→ **Aim of the exercise**: Write the records out again, precisely as they stand.
## begin
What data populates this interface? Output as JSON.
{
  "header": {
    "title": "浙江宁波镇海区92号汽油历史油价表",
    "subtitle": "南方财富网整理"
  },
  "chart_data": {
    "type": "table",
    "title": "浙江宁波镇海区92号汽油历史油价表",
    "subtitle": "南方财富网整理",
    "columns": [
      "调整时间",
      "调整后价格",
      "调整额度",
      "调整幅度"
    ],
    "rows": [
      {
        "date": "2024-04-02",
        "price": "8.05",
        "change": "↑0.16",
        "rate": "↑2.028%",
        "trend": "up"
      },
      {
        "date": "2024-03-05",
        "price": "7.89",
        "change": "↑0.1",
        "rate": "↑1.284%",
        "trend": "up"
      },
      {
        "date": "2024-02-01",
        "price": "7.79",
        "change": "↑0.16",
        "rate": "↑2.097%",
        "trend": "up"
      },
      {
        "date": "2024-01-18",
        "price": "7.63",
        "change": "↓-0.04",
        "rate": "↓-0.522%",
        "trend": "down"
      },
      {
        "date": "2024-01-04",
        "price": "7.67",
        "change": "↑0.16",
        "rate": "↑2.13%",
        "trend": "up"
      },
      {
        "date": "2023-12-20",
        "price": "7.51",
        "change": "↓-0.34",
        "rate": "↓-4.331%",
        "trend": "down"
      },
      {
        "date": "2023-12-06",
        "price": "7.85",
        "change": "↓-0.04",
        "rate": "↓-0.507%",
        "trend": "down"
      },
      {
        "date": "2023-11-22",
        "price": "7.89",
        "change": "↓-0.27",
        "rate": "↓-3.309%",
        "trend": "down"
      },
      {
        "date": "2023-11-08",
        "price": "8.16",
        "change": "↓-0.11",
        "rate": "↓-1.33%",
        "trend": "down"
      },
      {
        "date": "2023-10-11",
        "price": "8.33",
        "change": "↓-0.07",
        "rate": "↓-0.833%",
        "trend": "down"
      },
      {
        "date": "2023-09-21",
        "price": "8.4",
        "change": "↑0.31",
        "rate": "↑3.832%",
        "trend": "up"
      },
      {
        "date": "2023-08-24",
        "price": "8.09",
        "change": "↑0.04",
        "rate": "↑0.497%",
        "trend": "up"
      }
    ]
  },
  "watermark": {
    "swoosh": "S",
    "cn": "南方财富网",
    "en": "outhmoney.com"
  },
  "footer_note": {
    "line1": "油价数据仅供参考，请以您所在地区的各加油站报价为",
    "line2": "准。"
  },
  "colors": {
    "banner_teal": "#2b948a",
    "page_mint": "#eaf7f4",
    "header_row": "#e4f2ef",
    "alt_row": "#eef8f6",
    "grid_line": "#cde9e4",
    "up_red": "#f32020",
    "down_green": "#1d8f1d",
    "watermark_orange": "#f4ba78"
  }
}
## end
→ **Answer to the exercise**:
What data populates this interface? Output as JSON.
{
  "header": {
    "title": "浙江宁波镇海区92号汽油历史油价表",
    "subtitle": "南方财富网整理"
  },
  "chart_data": {
    "type": "table",
    "title": "浙江宁波镇海区92号汽油历史油价表",
    "subtitle": "南方财富网整理",
    "columns": [
      "调整时间",
      "调整后价格",
      "调整额度",
      "调整幅度"
    ],
    "rows": [
      {
        "date": "2024-04-02",
        "price": "8.05",
        "change": "↑0.16",
        "rate": "↑2.028%",
        "trend": "up"
      },
      {
        "date": "2024-03-05",
        "price": "7.89",
        "change": "↑0.1",
        "rate": "↑1.284%",
        "trend": "up"
      },
      {
        "date": "2024-02-01",
        "price": "7.79",
        "change": "↑0.16",
        "rate": "↑2.097%",
        "trend": "up"
      },
      {
        "date": "2024-01-18",
        "price": "7.63",
        "change": "↓-0.04",
        "rate": "↓-0.522%",
        "trend": "down"
      },
      {
        "date": "2024-01-04",
        "price": "7.67",
        "change": "↑0.16",
        "rate": "↑2.13%",
        "trend": "up"
      },
      {
        "date": "2023-12-20",
        "price": "7.51",
        "change": "↓-0.34",
        "rate": "↓-4.331%",
        "trend": "down"
      },
      {
        "date": "2023-12-06",
        "price": "7.85",
        "change": "↓-0.04",
        "rate": "↓-0.507%",
        "trend": "down"
      },
      {
        "date": "2023-11-22",
        "price": "7.89",
        "change": "↓-0.27",
        "rate": "↓-3.309%",
        "trend": "down"
      },
      {
        "date": "2023-11-08",
        "price": "8.16",
        "change": "↓-0.11",
        "rate": "↓-1.33%",
        "trend": "down"
      },
      {
        "date": "2023-10-11",
        "price": "8.33",
        "change": "↓-0.07",
        "rate": "↓-0.833%",
        "trend": "down"
      },
      {
        "date": "2023-09-21",
        "price": "8.4",
        "change": "↑0.31",
        "rate": "↑3.832%",
        "trend": "up"
      },
      {
        "date": "2023-08-24",
        "price": "8.09",
        "change": "↑0.04",
        "rate": "↑0.497%",
        "trend": "up"
      }
    ]
  },
  "watermark": {
    "swoosh": "S",
    "cn": "南方财富网",
    "en": "outhmoney.com"
  },
  "footer_note": {
    "line1": "油价数据仅供参考，请以您所在地区的各加油站报价为",
    "line2": "准。"
  },
  "colors": {
    "banner_teal": "#2b948a",
    "page_mint": "#eaf7f4",
    "header_row": "#e4f2ef",
    "alt_row": "#eef8f6",
    "grid_line": "#cde9e4",
    "up_red": "#f32020",
    "down_green": "#1d8f1d",
    "watermark_orange": "#f4ba78"
  }
}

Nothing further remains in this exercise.